Print each of the entries exactly, leaving nothing out.

→ **Stored data**
-------------------------

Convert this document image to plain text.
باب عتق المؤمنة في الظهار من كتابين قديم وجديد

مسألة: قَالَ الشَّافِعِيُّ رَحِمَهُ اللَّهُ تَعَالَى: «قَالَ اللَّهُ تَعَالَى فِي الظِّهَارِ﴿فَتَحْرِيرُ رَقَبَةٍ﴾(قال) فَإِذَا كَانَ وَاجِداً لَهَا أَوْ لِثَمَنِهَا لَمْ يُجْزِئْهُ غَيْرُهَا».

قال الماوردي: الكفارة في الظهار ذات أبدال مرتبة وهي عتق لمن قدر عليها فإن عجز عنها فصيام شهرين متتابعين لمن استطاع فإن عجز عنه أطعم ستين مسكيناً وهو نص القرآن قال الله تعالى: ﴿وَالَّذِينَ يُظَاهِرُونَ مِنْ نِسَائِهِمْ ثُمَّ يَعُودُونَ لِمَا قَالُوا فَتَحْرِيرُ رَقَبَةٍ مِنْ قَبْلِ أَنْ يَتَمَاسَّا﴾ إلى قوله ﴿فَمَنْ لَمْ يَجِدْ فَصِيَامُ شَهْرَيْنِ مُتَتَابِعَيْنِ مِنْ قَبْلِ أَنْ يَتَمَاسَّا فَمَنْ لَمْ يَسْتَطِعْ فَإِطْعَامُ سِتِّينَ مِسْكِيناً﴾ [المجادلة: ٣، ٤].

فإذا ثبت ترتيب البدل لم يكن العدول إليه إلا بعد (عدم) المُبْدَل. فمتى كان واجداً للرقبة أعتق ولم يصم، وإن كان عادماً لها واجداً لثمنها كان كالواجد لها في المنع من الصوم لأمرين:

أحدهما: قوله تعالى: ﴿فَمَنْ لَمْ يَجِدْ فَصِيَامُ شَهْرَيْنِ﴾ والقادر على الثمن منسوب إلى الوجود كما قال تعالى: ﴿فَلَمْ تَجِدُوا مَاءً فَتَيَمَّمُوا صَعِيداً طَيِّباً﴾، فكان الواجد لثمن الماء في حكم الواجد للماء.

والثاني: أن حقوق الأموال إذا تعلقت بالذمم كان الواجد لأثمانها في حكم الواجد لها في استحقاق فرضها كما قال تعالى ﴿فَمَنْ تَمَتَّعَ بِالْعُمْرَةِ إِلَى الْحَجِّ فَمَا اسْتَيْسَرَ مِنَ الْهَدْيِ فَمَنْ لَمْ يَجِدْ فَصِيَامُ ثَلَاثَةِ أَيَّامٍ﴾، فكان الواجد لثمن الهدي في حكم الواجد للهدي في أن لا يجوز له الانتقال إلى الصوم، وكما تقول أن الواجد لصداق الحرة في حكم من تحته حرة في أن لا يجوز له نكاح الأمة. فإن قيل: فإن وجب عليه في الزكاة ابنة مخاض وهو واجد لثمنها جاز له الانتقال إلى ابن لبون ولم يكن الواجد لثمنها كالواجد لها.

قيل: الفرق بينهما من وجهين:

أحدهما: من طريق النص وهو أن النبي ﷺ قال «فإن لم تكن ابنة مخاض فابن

-------------------------

→ **Answer to the exercise**
Convert this document image to plain text.
باب عتق المؤمنة في الظهار من كتابين قديم وجديد

مسألة: قَالَ الشَّافِعِيُّ رَحِمَهُ اللَّهُ تَعَالَى: «قَالَ اللَّهُ تَعَالَى فِي الظِّهَارِ﴿فَتَحْرِيرُ رَقَبَةٍ﴾(قال) فَإِذَا كَانَ وَاجِداً لَهَا أَوْ لِثَمَنِهَا لَمْ يُجْزِئْهُ غَيْرُهَا».

قال الماوردي: الكفارة في الظهار ذات أبدال مرتبة وهي عتق لمن قدر عليها فإن عجز عنها فصيام شهرين متتابعين لمن استطاع فإن عجز عنه أطعم ستين مسكيناً وهو نص القرآن قال الله تعالى: ﴿وَالَّذِينَ يُظَاهِرُونَ مِنْ نِسَائِهِمْ ثُمَّ يَعُودُونَ لِمَا قَالُوا فَتَحْرِيرُ رَقَبَةٍ مِنْ قَبْلِ أَنْ يَتَمَاسَّا﴾ إلى قوله ﴿فَمَنْ لَمْ يَجِدْ فَصِيَامُ شَهْرَيْنِ مُتَتَابِعَيْنِ مِنْ قَبْلِ أَنْ يَتَمَاسَّا فَمَنْ لَمْ يَسْتَطِعْ فَإِطْعَامُ سِتِّينَ مِسْكِيناً﴾ [المجادلة: ٣، ٤].

فإذا ثبت ترتيب البدل لم يكن العدول إليه إلا بعد (عدم) المُبْدَل. فمتى كان واجداً للرقبة أعتق ولم يصم، وإن كان عادماً لها واجداً لثمنها كان كالواجد لها في المنع من الصوم لأمرين:

أحدهما: قوله تعالى: ﴿فَمَنْ لَمْ يَجِدْ فَصِيَامُ شَهْرَيْنِ﴾ والقادر على الثمن منسوب إلى الوجود كما قال تعالى: ﴿فَلَمْ تَجِدُوا مَاءً فَتَيَمَّمُوا صَعِيداً طَيِّباً﴾، فكان الواجد لثمن الماء في حكم الواجد للماء.

والثاني: أن حقوق الأموال إذا تعلقت بالذمم كان الواجد لأثمانها في حكم الواجد لها في استحقاق فرضها كما قال تعالى ﴿فَمَنْ تَمَتَّعَ بِالْعُمْرَةِ إِلَى الْحَجِّ فَمَا اسْتَيْسَرَ مِنَ الْهَدْيِ فَمَنْ لَمْ يَجِدْ فَصِيَامُ ثَلَاثَةِ أَيَّامٍ﴾، فكان الواجد لثمن الهدي في حكم الواجد للهدي في أن لا يجوز له الانتقال إلى الصوم، وكما تقول أن الواجد لصداق الحرة في حكم من تحته حرة في أن لا يجوز له نكاح الأمة. فإن قيل: فإن وجب عليه في الزكاة ابنة مخاض وهو واجد لثمنها جاز له الانتقال إلى ابن لبون ولم يكن الواجد لثمنها كالواجد لها.

قيل: الفرق بينهما من وجهين:

أحدهما: من طريق النص وهو أن النبي ﷺ قال «فإن لم تكن ابنة مخاض فابن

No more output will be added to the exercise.